Would you transcribe the whole listing exactly, minus its pictures?

DATASET EXCERPTS —
▽

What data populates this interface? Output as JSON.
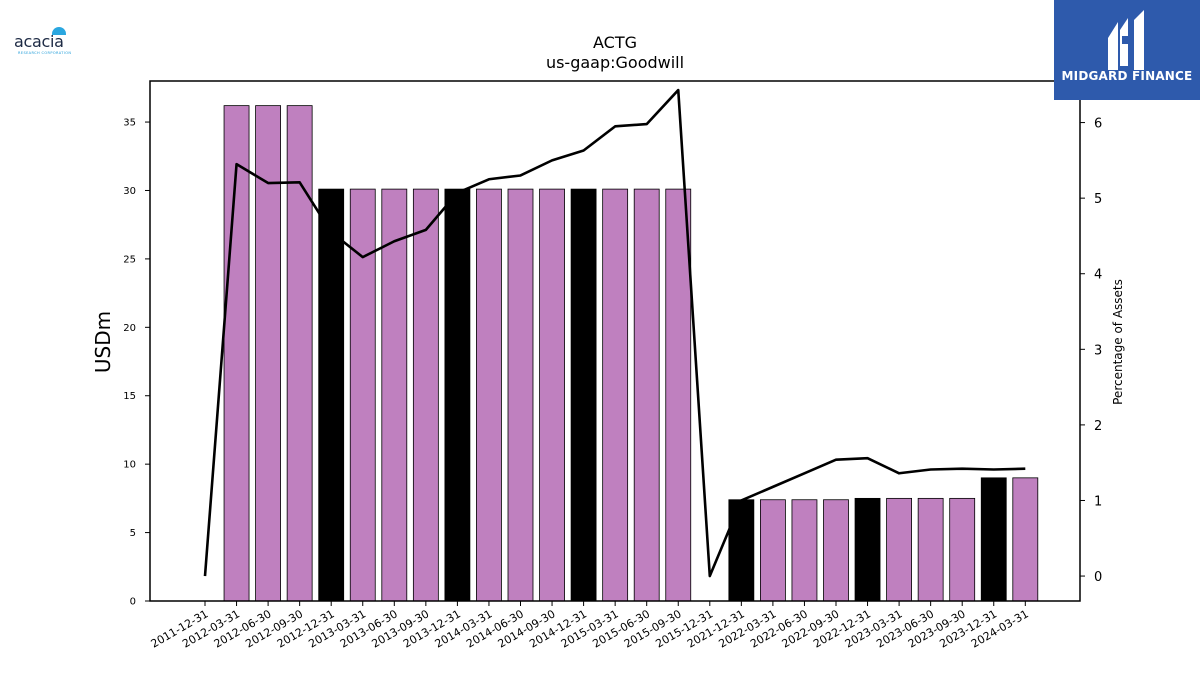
{
  "chart_data": {
    "type": "bar",
    "title": "ACTG",
    "subtitle": "us-gaap:Goodwill",
    "ylabel": "USDm",
    "ylabel_right": "Percentage of Assets",
    "ylim": [
      0,
      38
    ],
    "ylim_right": [
      -0.33,
      6.55
    ],
    "yticks": [
      0,
      5,
      10,
      15,
      20,
      25,
      30,
      35
    ],
    "yticks_right": [
      0,
      1,
      2,
      3,
      4,
      5,
      6
    ],
    "grid": false,
    "categories": [
      "2011-12-31",
      "2012-03-31",
      "2012-06-30",
      "2012-09-30",
      "2012-12-31",
      "2013-03-31",
      "2013-06-30",
      "2013-09-30",
      "2013-12-31",
      "2014-03-31",
      "2014-06-30",
      "2014-09-30",
      "2014-12-31",
      "2015-03-31",
      "2015-06-30",
      "2015-09-30",
      "2015-12-31",
      "2021-12-31",
      "2022-03-31",
      "2022-06-30",
      "2022-09-30",
      "2022-12-31",
      "2023-03-31",
      "2023-06-30",
      "2023-09-30",
      "2023-12-31",
      "2024-03-31"
    ],
    "series": [
      {
        "kind": "bar",
        "axis": "left",
        "values": [
          null,
          36.2,
          36.2,
          36.2,
          30.1,
          30.1,
          30.1,
          30.1,
          30.1,
          30.1,
          30.1,
          30.1,
          30.1,
          30.1,
          30.1,
          30.1,
          null,
          7.4,
          7.4,
          7.4,
          7.4,
          7.5,
          7.5,
          7.5,
          7.5,
          9.0,
          9.0
        ],
        "annual": [
          false,
          false,
          false,
          false,
          true,
          false,
          false,
          false,
          true,
          false,
          false,
          false,
          true,
          false,
          false,
          false,
          false,
          true,
          false,
          false,
          false,
          true,
          false,
          false,
          false,
          true,
          false
        ]
      },
      {
        "kind": "line",
        "axis": "right",
        "values": [
          0.0,
          5.45,
          5.2,
          5.21,
          4.55,
          4.22,
          4.43,
          4.58,
          5.07,
          5.25,
          5.3,
          5.5,
          5.63,
          5.95,
          5.98,
          6.43,
          0.0,
          1.0,
          1.18,
          1.36,
          1.54,
          1.56,
          1.36,
          1.41,
          1.42,
          1.41,
          1.42
        ]
      }
    ],
    "colors": {
      "quarterly_bar": "#bf80bf",
      "annual_bar": "#000000",
      "line": "#000000",
      "bar_edge": "#000000"
    }
  },
  "logos": {
    "left": {
      "text": "acacia",
      "subtext": "RESEARCH CORPORATION"
    },
    "right": {
      "text": "MIDGARD FINANCE",
      "background": "#2e5aac"
    }
  }
}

△

WRITTEN RESPONSE —
What data populates this interface? Output as JSON.
{
  "chart_data": {
    "type": "bar",
    "title": "ACTG",
    "subtitle": "us-gaap:Goodwill",
    "ylabel": "USDm",
    "ylabel_right": "Percentage of Assets",
    "ylim": [
      0,
      38
    ],
    "ylim_right": [
      -0.33,
      6.55
    ],
    "yticks": [
      0,
      5,
      10,
      15,
      20,
      25,
      30,
      35
    ],
    "yticks_right": [
      0,
      1,
      2,
      3,
      4,
      5,
      6
    ],
    "grid": false,
    "categories": [
      "2011-12-31",
      "2012-03-31",
      "2012-06-30",
      "2012-09-30",
      "2012-12-31",
      "2013-03-31",
      "2013-06-30",
      "2013-09-30",
      "2013-12-31",
      "2014-03-31",
      "2014-06-30",
      "2014-09-30",
      "2014-12-31",
      "2015-03-31",
      "2015-06-30",
      "2015-09-30",
      "2015-12-31",
      "2021-12-31",
      "2022-03-31",
      "2022-06-30",
      "2022-09-30",
      "2022-12-31",
      "2023-03-31",
      "2023-06-30",
      "2023-09-30",
      "2023-12-31",
      "2024-03-31"
    ],
    "series": [
      {
        "kind": "bar",
        "axis": "left",
        "values": [
          null,
          36.2,
          36.2,
          36.2,
          30.1,
          30.1,
          30.1,
          30.1,
          30.1,
          30.1,
          30.1,
          30.1,
          30.1,
          30.1,
          30.1,
          30.1,
          null,
          7.4,
          7.4,
          7.4,
          7.4,
          7.5,
          7.5,
          7.5,
          7.5,
          9.0,
          9.0
        ],
        "annual": [
          false,
          false,
          false,
          false,
          true,
          false,
          false,
          false,
          true,
          false,
          false,
          false,
          true,
          false,
          false,
          false,
          false,
          true,
          false,
          false,
          false,
          true,
          false,
          false,
          false,
          true,
          false
        ]
      },
      {
        "kind": "line",
        "axis": "right",
        "values": [
          0.0,
          5.45,
          5.2,
          5.21,
          4.55,
          4.22,
          4.43,
          4.58,
          5.07,
          5.25,
          5.3,
          5.5,
          5.63,
          5.95,
          5.98,
          6.43,
          0.0,
          1.0,
          1.18,
          1.36,
          1.54,
          1.56,
          1.36,
          1.41,
          1.42,
          1.41,
          1.42
        ]
      }
    ],
    "colors": {
      "quarterly_bar": "#bf80bf",
      "annual_bar": "#000000",
      "line": "#000000",
      "bar_edge": "#000000"
    }
  },
  "logos": {
    "left": {
      "text": "acacia",
      "subtext": "RESEARCH CORPORATION"
    },
    "right": {
      "text": "MIDGARD FINANCE",
      "background": "#2e5aac"
    }
  }
}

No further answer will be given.